What is asked
Each line that holds the word "industry" counts once; report the total and nothing else.

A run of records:
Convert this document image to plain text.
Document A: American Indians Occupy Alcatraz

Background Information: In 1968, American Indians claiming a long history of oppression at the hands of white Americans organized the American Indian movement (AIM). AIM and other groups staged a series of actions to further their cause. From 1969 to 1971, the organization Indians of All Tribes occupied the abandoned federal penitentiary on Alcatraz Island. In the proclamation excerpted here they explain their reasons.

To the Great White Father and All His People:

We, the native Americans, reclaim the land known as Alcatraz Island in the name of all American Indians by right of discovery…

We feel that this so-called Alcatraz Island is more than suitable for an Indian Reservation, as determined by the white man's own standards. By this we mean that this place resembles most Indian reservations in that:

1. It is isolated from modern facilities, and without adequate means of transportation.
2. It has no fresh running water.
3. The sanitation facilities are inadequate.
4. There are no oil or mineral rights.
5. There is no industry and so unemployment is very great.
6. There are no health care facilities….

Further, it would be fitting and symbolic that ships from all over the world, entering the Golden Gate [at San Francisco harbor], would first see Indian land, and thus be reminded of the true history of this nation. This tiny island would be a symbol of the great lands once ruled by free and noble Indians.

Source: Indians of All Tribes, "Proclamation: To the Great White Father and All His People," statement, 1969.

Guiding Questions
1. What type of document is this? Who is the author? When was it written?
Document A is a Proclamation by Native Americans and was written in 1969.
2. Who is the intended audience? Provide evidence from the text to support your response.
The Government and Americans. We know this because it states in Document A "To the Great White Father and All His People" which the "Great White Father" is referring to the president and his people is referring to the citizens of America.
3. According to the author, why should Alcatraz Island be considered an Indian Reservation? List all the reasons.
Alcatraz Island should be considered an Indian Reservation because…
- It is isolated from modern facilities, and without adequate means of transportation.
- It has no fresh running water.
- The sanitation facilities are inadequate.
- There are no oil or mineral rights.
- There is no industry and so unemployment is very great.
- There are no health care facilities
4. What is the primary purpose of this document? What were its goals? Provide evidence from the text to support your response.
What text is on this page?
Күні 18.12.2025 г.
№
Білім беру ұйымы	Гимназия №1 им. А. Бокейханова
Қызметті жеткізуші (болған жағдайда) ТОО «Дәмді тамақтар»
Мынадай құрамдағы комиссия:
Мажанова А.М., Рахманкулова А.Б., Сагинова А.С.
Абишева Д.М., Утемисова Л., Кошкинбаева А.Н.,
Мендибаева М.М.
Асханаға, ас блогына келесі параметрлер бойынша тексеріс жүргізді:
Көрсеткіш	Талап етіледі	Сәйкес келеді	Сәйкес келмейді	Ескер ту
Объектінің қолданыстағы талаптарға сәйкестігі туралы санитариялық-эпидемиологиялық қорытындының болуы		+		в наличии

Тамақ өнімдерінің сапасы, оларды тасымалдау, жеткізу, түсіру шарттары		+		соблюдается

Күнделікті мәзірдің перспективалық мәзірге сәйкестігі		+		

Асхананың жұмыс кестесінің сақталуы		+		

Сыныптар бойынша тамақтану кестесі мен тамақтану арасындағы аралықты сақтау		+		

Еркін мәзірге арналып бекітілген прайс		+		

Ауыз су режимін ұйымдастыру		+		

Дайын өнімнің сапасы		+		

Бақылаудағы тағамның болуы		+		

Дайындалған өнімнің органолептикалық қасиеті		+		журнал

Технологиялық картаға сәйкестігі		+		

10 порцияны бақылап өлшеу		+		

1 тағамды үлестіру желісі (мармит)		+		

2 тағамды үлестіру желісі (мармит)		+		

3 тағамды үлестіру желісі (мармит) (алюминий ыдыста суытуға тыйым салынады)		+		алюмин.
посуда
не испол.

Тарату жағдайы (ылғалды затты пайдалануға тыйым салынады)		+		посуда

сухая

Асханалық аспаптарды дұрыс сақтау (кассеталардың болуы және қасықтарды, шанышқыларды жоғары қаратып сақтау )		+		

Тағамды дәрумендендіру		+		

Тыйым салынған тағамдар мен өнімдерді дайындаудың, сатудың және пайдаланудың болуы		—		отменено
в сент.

The output
2